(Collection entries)
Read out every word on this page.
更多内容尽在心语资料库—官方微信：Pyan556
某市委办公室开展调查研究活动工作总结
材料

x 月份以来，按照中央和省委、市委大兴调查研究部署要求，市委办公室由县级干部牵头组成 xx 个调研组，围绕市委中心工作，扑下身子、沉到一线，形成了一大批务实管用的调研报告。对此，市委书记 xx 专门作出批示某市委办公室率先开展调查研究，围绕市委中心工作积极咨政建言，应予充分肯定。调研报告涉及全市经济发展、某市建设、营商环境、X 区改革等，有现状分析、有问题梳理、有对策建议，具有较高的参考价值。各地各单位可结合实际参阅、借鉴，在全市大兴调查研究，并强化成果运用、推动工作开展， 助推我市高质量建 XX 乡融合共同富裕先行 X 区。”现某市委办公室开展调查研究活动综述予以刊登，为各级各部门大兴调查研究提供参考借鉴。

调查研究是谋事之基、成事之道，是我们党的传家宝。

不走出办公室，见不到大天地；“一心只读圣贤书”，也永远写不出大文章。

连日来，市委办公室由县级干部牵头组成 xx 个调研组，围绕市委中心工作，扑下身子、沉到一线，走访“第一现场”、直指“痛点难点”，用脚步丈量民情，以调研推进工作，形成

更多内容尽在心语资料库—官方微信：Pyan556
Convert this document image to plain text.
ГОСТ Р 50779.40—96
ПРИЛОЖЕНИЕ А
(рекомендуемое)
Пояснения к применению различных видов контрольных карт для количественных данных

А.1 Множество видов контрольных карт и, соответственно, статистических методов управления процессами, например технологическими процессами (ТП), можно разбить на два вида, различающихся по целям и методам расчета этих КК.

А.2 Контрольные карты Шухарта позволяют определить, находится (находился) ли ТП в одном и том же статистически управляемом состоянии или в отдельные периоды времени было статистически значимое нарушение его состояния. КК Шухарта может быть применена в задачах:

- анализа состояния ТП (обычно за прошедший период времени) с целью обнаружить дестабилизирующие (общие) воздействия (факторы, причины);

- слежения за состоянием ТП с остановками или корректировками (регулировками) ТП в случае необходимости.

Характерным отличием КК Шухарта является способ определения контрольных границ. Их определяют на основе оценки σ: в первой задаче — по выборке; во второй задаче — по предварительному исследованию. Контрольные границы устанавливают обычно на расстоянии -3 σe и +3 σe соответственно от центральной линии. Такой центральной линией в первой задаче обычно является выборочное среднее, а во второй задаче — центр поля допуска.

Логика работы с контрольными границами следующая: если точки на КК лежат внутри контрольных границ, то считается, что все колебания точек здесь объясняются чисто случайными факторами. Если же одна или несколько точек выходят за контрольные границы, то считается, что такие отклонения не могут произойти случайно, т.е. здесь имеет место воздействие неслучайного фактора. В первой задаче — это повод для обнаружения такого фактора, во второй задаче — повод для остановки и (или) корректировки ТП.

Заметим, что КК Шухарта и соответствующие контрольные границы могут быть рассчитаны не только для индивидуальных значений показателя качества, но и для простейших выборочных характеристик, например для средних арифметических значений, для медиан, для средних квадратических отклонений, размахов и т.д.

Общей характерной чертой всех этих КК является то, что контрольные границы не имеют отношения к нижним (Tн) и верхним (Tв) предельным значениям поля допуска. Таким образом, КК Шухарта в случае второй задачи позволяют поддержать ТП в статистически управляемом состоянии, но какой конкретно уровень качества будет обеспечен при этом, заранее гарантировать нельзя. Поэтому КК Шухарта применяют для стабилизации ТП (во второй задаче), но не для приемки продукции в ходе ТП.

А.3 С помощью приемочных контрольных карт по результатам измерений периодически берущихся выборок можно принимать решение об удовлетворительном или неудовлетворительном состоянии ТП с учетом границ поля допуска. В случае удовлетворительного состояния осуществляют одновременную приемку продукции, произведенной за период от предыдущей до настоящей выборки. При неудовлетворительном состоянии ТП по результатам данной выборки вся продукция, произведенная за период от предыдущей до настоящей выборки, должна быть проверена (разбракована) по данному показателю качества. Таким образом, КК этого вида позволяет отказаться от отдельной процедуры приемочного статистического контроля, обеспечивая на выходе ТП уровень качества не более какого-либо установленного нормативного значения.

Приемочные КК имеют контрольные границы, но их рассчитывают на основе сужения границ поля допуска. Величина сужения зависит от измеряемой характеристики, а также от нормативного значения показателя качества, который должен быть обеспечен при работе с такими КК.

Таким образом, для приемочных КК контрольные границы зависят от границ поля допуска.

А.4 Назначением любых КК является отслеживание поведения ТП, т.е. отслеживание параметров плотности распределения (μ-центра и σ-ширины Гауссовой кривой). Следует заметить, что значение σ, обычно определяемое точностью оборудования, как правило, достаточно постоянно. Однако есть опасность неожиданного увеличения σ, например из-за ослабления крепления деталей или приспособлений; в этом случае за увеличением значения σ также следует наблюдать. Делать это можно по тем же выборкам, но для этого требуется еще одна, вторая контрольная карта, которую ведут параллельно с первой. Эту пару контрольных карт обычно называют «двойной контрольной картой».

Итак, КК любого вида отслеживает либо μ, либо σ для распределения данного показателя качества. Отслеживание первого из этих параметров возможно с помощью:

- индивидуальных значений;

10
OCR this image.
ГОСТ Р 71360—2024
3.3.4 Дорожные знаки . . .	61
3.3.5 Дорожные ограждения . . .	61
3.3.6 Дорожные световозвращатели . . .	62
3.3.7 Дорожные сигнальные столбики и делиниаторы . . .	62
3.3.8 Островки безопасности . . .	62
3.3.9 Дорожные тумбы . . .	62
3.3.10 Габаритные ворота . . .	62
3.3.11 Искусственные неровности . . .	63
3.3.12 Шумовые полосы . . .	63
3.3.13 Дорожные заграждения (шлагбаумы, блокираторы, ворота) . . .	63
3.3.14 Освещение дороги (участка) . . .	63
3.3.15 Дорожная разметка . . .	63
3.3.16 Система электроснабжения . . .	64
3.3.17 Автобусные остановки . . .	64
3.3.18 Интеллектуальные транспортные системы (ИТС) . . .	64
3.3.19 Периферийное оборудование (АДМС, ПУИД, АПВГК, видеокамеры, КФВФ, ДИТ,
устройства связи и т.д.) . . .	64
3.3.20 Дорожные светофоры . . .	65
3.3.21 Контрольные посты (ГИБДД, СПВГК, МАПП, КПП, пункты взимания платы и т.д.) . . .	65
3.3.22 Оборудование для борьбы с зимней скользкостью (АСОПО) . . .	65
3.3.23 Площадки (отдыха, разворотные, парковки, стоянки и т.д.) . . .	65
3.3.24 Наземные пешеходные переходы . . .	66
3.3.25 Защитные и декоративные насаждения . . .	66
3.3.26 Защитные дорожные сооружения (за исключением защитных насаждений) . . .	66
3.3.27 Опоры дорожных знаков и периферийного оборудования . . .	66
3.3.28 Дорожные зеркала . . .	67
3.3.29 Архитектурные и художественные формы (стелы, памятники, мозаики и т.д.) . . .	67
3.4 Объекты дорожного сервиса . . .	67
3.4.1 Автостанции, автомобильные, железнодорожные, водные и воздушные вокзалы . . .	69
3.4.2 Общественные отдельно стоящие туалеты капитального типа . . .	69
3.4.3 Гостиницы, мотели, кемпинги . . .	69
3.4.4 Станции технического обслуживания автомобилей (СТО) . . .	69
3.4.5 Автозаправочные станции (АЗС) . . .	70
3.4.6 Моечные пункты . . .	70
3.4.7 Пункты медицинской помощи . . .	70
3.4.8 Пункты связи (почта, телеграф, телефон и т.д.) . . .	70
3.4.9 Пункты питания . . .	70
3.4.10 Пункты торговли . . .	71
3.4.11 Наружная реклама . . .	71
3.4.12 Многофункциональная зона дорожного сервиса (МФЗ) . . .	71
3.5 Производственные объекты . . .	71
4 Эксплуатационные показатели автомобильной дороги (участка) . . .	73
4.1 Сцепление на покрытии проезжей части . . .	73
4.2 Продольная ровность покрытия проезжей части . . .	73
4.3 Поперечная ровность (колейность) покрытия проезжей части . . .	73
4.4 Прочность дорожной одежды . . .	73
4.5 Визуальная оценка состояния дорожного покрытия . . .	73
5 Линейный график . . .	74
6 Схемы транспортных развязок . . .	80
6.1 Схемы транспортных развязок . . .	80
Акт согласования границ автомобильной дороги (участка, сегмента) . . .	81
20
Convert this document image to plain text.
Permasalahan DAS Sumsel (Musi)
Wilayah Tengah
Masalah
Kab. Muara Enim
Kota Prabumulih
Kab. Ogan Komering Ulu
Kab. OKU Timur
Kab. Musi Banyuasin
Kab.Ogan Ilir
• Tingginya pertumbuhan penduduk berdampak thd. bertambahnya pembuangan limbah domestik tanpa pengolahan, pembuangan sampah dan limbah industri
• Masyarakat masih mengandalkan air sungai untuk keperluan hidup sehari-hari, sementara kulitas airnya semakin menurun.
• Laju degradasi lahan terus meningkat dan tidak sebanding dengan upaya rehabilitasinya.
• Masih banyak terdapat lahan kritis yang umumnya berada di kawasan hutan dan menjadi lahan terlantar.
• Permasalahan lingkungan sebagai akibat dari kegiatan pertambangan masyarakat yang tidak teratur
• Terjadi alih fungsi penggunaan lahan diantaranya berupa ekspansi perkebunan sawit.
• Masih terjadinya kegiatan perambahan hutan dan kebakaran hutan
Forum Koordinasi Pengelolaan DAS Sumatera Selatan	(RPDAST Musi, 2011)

WHAT THIS TASK INVOLVES ▸ Identify every line holding the word "Защитные" and copy it out.

FINISHED ANSWER ▸
3.3.25 Защитные и декоративные насаждения . . .	66
3.3.26 Защитные дорожные сооружения (за исключением защитных насаждений) . . .	66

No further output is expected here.